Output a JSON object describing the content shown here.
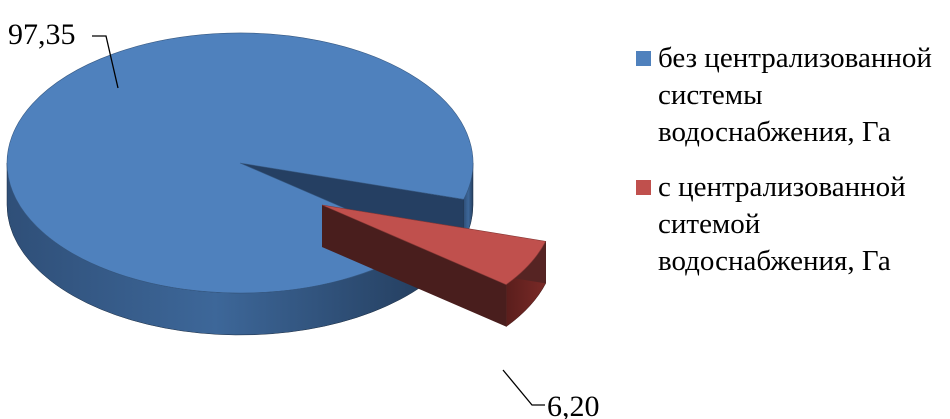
{
  "chart_data": {
    "type": "pie",
    "title": "",
    "categories": [
      "без централизованной системы водоснабжения, Га",
      "с централизованной ситемой водоснабжения, Га"
    ],
    "values": [
      97.35,
      6.2
    ],
    "labels": [
      "97,35",
      "6,20"
    ],
    "colors": [
      "#4f81bd",
      "#c0504d"
    ],
    "exploded": [
      false,
      true
    ],
    "legend_position": "right",
    "three_d": true
  },
  "legend": {
    "items": [
      {
        "text": "без централизованной системы водоснабжения, Га",
        "color": "#4f81bd"
      },
      {
        "text": "с централизованной ситемой водоснабжения, Га",
        "color": "#c0504d"
      }
    ]
  }
}
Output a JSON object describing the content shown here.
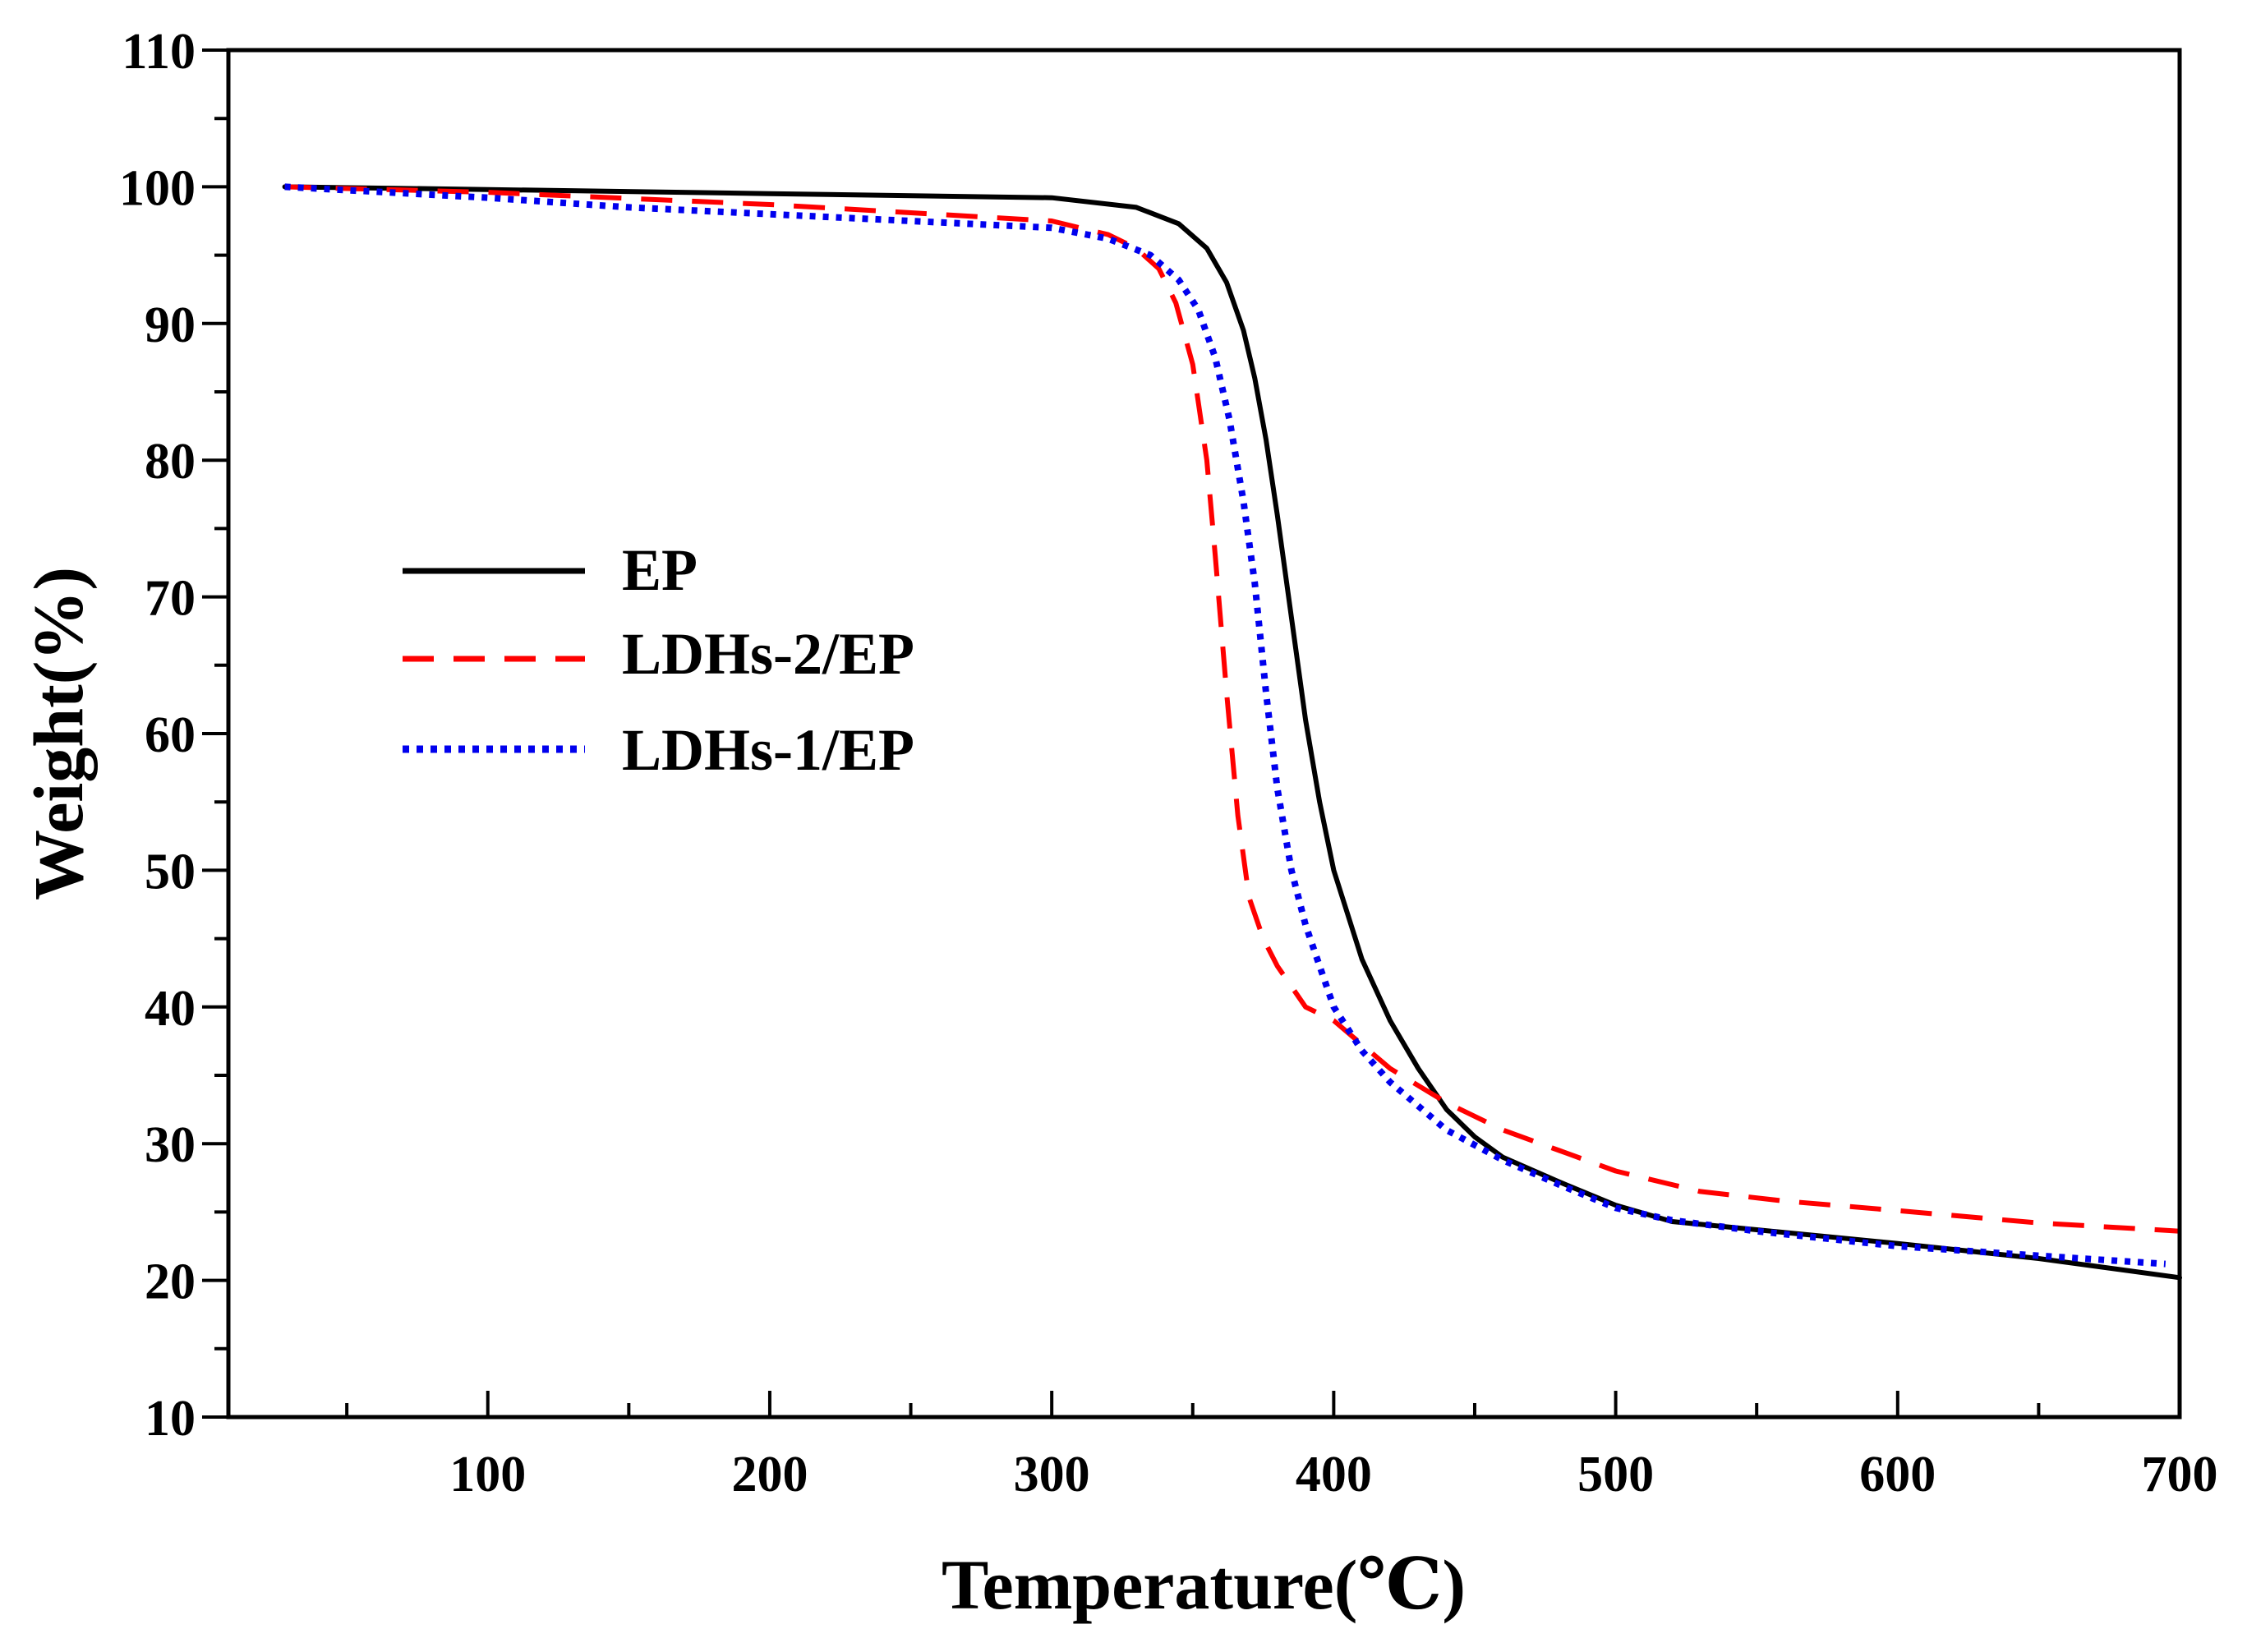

--------------------

GIVEN INSTRUCTION: Without the pictures, repeat all the records word for word.

ANSWER IN FULL:
Output a JSON object describing the content shown here.
{
  "chart_data": {
    "type": "pie",
    "title": "",
    "categories": [
      "без централизованной системы водоснабжения, Га",
      "с централизованной ситемой водоснабжения, Га"
    ],
    "values": [
      97.35,
      6.2
    ],
    "labels": [
      "97,35",
      "6,20"
    ],
    "colors": [
      "#4f81bd",
      "#c0504d"
    ],
    "exploded": [
      false,
      true
    ],
    "legend_position": "right",
    "three_d": true
  },
  "legend": {
    "items": [
      {
        "text": "без централизованной системы водоснабжения, Га",
        "color": "#4f81bd"
      },
      {
        "text": "с централизованной ситемой водоснабжения, Га",
        "color": "#c0504d"
      }
    ]
  }
}
Output a JSON object describing the content shown here.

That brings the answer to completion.